• _Listed records_
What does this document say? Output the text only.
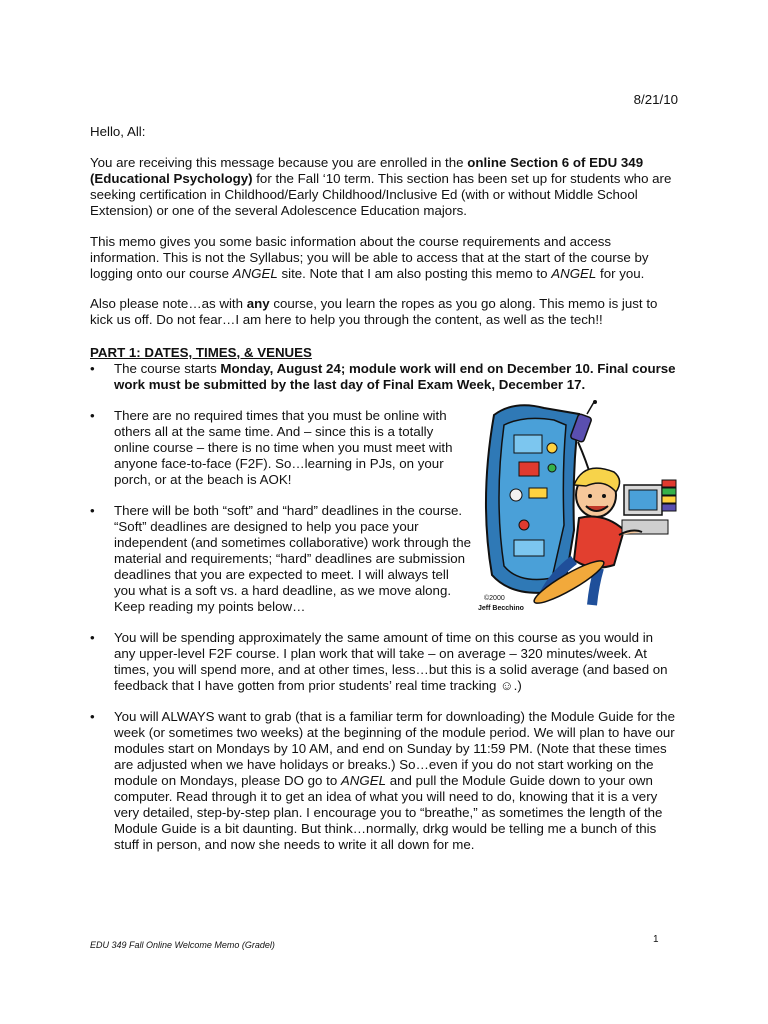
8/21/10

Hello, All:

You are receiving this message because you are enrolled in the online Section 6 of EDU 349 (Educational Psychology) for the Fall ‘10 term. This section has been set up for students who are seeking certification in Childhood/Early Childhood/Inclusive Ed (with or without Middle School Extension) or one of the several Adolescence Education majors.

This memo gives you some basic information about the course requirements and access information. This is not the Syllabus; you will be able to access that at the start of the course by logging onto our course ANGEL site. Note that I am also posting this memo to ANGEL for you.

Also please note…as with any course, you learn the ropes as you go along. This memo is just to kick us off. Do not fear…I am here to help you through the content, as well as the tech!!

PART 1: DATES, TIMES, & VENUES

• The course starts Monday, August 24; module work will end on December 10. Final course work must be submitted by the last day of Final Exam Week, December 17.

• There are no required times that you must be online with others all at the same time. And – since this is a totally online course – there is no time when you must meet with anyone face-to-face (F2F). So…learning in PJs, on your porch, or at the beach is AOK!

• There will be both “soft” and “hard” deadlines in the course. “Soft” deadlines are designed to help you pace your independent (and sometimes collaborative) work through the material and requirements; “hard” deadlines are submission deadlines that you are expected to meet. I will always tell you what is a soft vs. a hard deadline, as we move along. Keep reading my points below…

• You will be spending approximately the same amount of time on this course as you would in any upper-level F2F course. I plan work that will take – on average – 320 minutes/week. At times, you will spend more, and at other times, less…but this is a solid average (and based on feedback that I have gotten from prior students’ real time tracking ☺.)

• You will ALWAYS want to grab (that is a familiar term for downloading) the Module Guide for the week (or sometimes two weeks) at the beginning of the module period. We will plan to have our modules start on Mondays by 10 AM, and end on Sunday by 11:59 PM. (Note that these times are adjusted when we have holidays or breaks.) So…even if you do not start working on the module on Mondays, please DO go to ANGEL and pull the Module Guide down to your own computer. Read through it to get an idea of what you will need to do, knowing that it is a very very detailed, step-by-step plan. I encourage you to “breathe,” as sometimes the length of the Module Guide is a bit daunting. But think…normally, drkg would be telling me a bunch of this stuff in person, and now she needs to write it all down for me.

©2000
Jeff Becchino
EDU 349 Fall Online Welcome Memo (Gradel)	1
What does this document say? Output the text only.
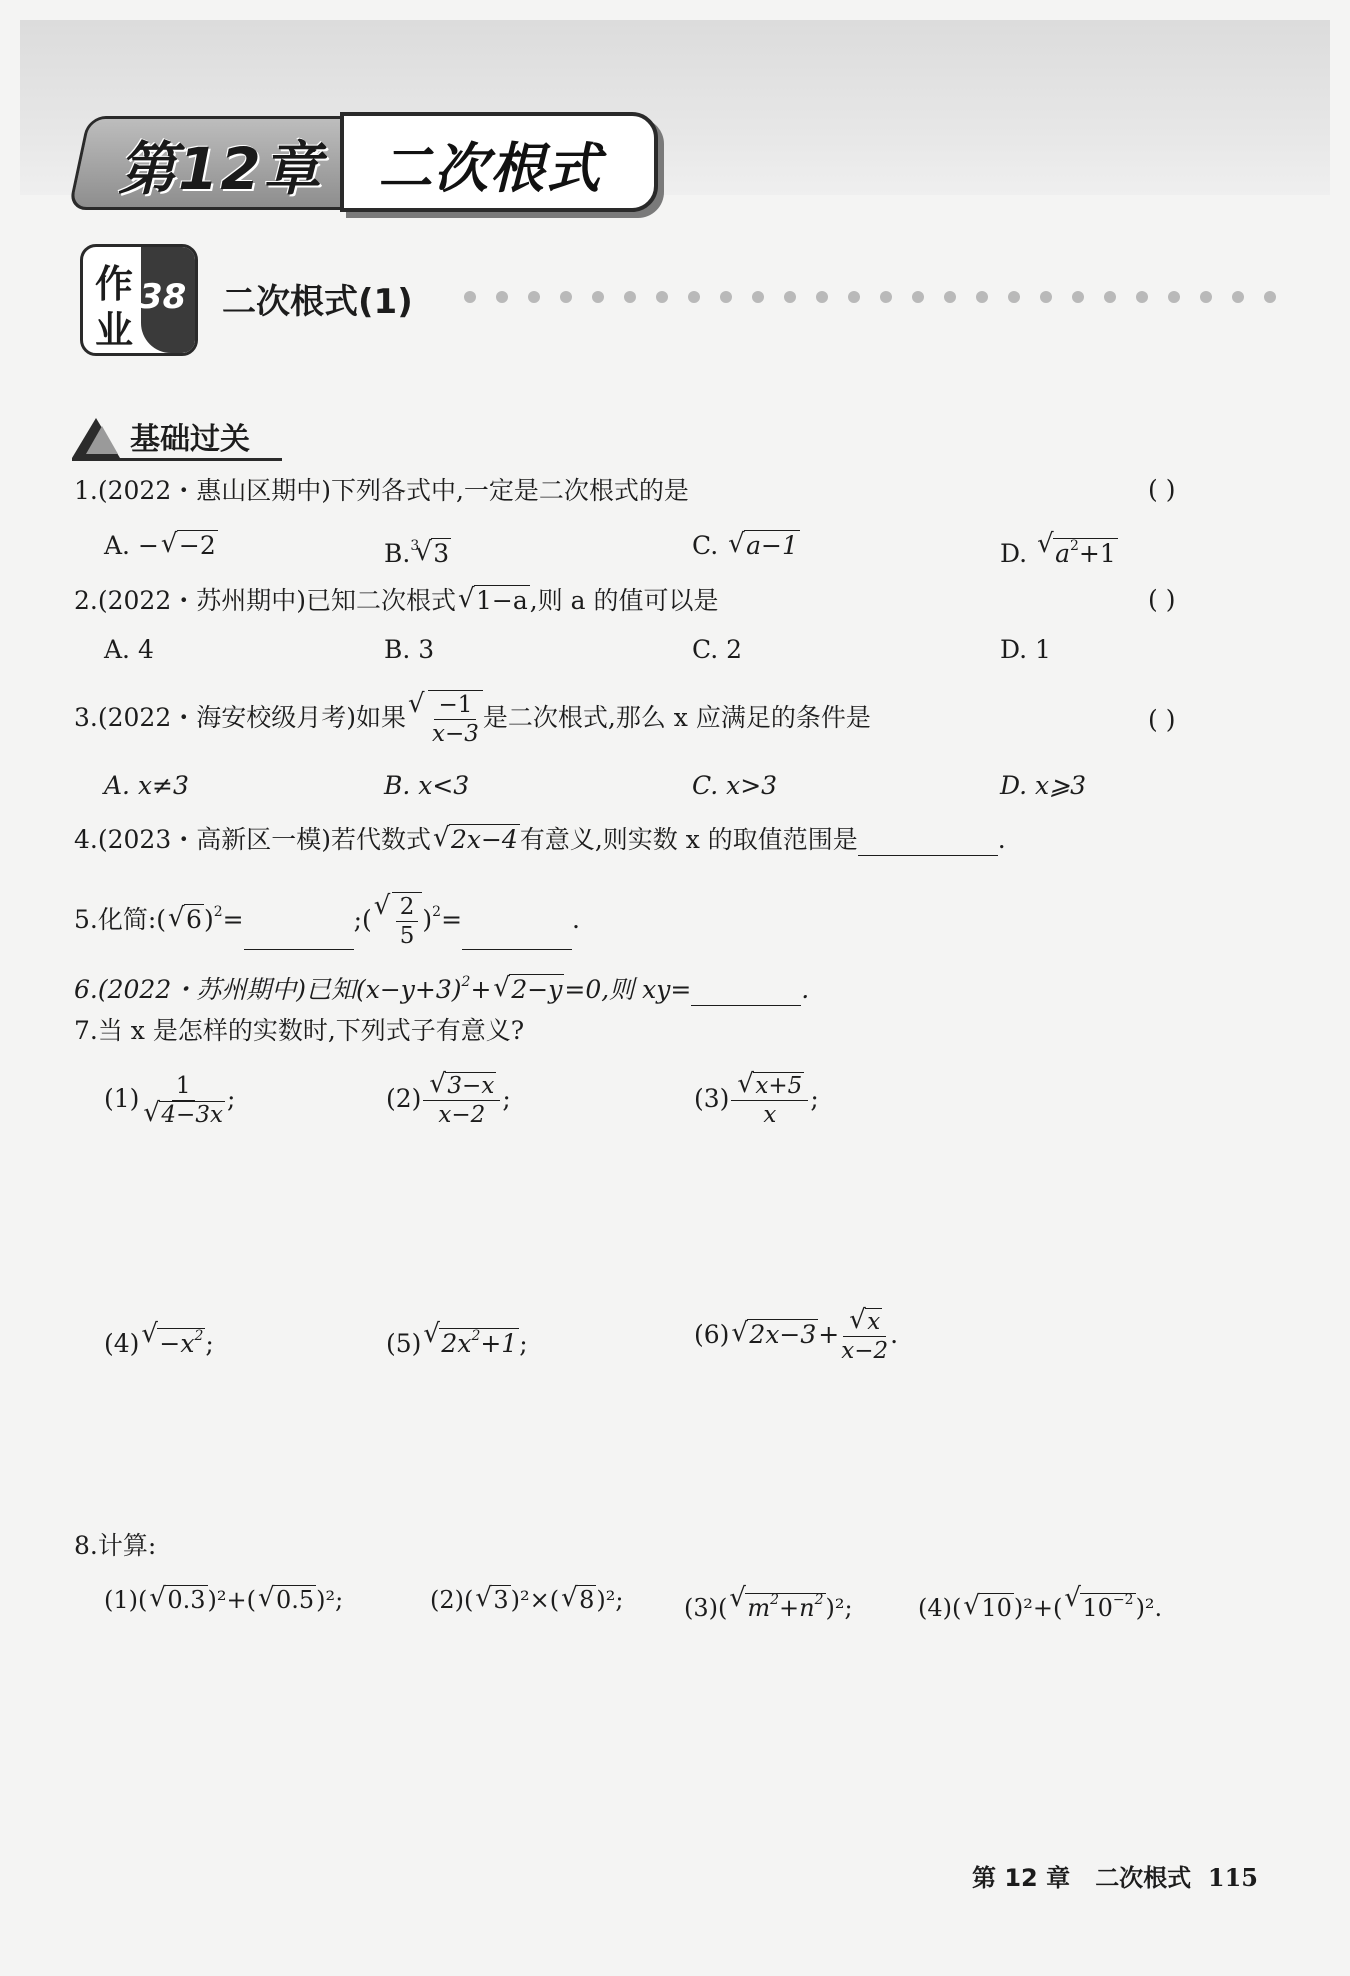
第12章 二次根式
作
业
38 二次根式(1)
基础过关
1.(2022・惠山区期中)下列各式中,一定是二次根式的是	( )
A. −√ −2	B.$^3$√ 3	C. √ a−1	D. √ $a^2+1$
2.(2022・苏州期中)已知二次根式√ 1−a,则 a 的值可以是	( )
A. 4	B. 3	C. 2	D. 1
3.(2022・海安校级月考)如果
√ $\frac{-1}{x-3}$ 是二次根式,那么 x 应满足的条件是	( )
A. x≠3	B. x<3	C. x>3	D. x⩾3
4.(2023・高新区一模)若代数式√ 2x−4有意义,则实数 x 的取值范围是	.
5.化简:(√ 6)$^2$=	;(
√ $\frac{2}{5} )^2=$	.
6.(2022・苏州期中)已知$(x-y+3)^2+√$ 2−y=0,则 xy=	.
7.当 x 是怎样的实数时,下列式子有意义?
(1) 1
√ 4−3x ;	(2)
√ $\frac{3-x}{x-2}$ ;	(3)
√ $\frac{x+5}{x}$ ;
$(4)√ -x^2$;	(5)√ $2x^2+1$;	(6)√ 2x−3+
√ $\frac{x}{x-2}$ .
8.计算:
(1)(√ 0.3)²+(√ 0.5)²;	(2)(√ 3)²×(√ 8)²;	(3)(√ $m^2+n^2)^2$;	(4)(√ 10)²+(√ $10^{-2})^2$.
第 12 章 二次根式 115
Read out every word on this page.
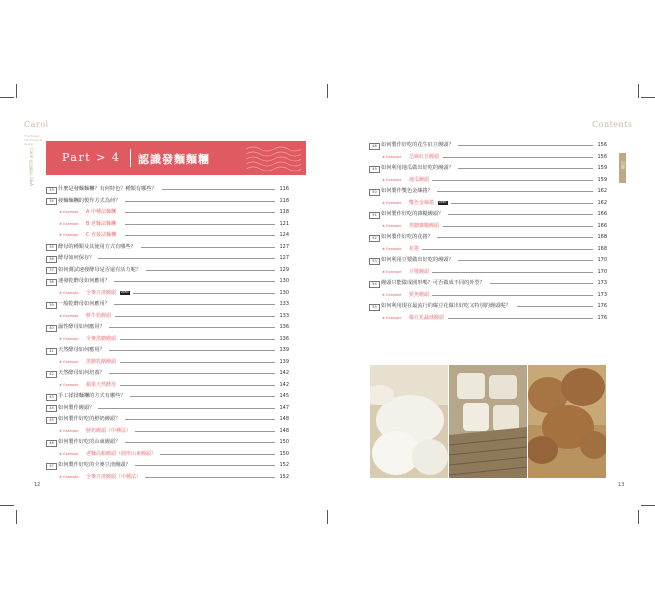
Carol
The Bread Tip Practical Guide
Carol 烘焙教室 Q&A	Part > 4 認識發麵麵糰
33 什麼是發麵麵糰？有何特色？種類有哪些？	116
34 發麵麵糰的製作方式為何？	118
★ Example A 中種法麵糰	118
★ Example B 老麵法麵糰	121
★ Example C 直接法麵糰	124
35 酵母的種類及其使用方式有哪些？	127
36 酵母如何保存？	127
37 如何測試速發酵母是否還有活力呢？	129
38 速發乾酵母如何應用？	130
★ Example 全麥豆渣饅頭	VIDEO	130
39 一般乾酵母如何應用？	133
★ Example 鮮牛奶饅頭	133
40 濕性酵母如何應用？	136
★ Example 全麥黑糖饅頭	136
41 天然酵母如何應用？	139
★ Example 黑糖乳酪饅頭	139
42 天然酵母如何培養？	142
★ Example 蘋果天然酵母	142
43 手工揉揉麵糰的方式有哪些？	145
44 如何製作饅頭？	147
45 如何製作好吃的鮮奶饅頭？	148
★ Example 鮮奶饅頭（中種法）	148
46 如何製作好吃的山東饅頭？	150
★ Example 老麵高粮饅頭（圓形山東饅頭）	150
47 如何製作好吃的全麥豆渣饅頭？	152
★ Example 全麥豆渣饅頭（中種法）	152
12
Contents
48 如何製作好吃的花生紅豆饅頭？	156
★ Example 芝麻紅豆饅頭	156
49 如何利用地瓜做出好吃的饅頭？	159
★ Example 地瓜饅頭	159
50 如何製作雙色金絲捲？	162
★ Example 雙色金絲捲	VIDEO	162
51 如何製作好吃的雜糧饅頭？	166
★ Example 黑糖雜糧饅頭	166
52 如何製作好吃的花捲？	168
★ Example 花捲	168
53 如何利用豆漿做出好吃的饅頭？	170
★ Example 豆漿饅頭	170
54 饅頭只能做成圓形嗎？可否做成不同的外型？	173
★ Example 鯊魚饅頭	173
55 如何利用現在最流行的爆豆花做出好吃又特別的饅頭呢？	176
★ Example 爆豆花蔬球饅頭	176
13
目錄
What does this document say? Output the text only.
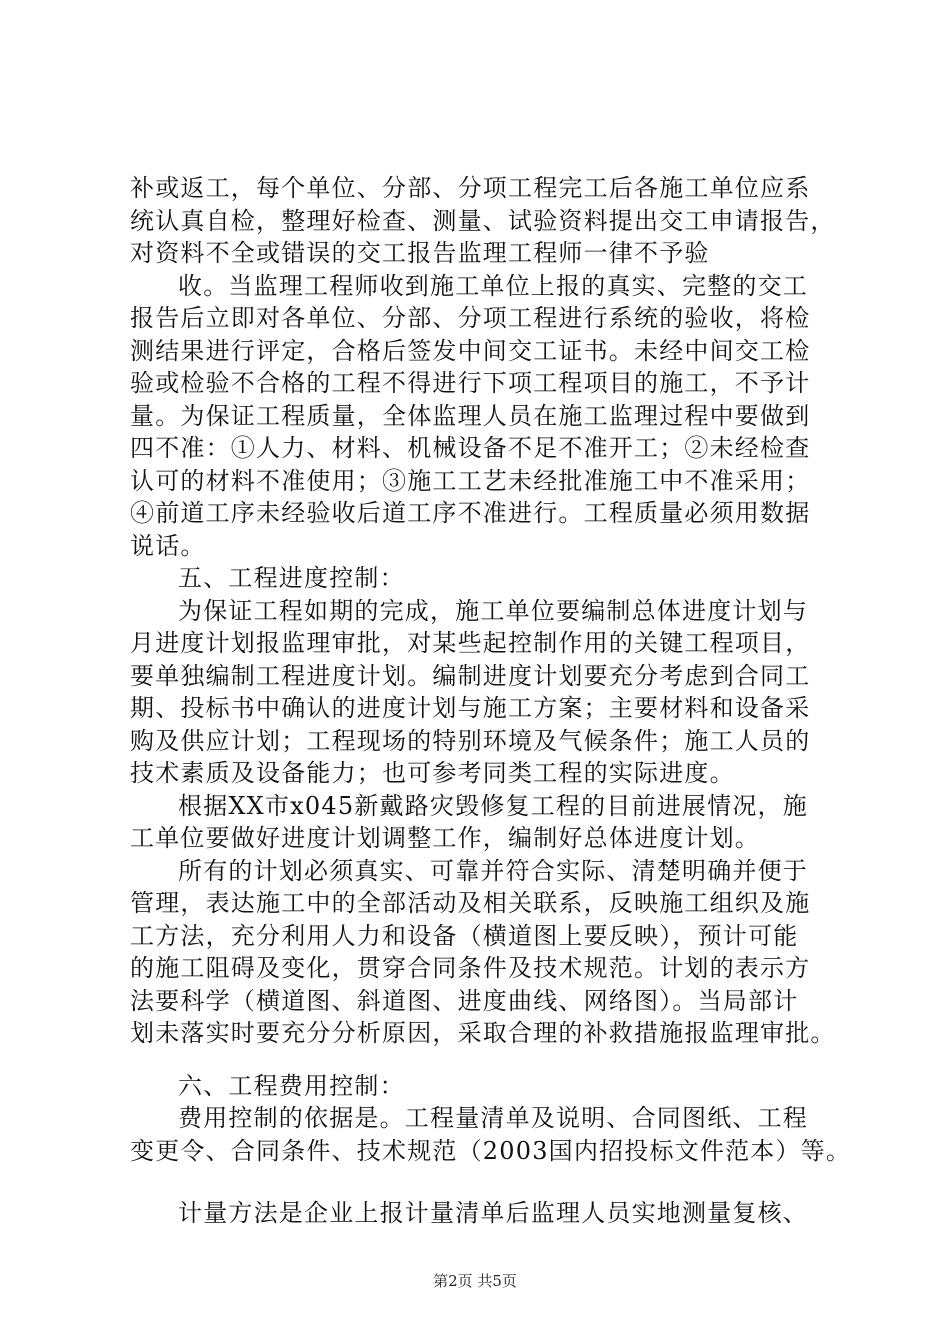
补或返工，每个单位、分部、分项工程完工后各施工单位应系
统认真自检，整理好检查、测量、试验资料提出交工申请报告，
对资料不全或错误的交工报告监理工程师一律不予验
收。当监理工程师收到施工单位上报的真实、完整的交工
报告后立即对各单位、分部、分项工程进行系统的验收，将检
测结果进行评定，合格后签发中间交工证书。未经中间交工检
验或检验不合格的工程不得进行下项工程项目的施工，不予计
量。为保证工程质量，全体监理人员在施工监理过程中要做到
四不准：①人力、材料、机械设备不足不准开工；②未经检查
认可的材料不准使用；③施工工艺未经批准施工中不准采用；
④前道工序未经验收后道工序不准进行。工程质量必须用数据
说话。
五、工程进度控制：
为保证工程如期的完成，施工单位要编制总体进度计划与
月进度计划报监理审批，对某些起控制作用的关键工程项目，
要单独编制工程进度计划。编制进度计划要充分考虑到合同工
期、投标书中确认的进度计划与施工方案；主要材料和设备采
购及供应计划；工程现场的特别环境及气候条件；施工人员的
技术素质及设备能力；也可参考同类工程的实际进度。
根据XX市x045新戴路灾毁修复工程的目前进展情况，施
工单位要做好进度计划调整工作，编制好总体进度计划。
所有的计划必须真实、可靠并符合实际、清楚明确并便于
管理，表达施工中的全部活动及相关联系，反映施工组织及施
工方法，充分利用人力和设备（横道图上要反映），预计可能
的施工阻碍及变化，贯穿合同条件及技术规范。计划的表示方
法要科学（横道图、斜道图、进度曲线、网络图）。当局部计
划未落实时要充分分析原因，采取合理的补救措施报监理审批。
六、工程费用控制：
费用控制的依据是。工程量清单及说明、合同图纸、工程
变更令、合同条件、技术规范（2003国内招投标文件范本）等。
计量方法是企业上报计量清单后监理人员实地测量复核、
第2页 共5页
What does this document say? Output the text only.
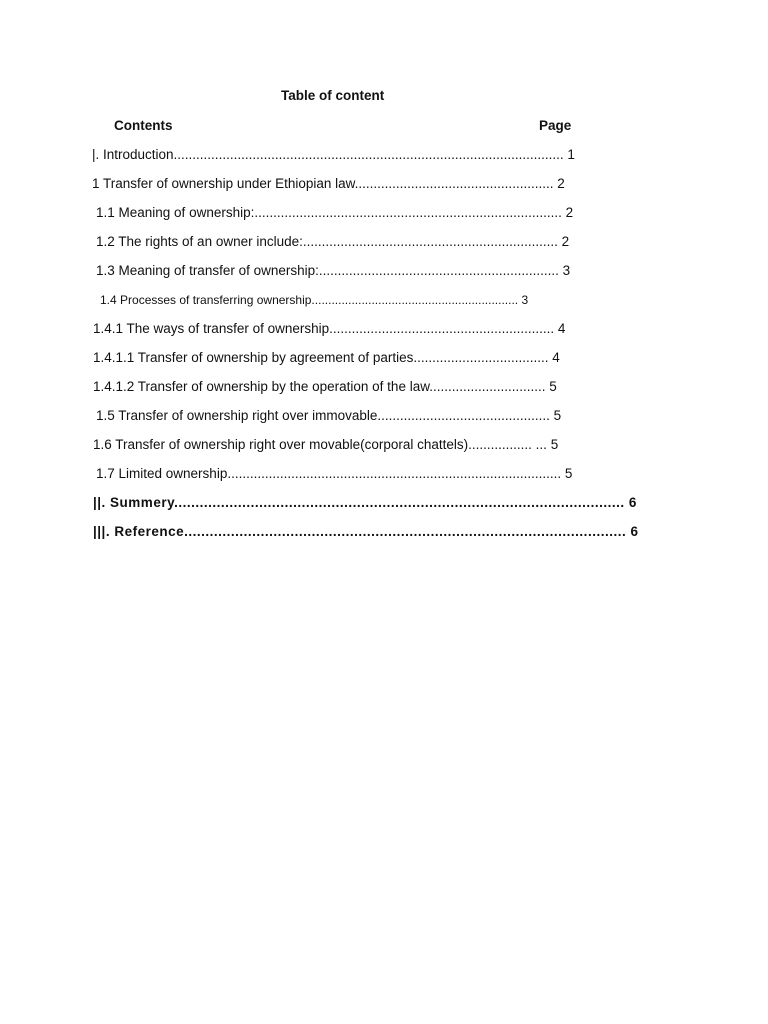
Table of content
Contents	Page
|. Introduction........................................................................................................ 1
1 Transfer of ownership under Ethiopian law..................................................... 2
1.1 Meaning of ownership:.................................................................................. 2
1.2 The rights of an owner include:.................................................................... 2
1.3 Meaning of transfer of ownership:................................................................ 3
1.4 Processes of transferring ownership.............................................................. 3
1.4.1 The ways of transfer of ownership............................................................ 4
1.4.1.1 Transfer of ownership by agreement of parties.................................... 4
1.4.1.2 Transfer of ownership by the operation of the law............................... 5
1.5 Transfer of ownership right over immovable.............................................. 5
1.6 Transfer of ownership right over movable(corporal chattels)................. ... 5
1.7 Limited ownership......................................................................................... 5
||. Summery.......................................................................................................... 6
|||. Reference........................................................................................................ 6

• _What is being asked_
Find each line with the string "VIDEO" and copy it out.

• _Task solution_
★ Example 全麥豆渣饅頭	VIDEO	130
★ Example 雙色金絲捲	VIDEO	162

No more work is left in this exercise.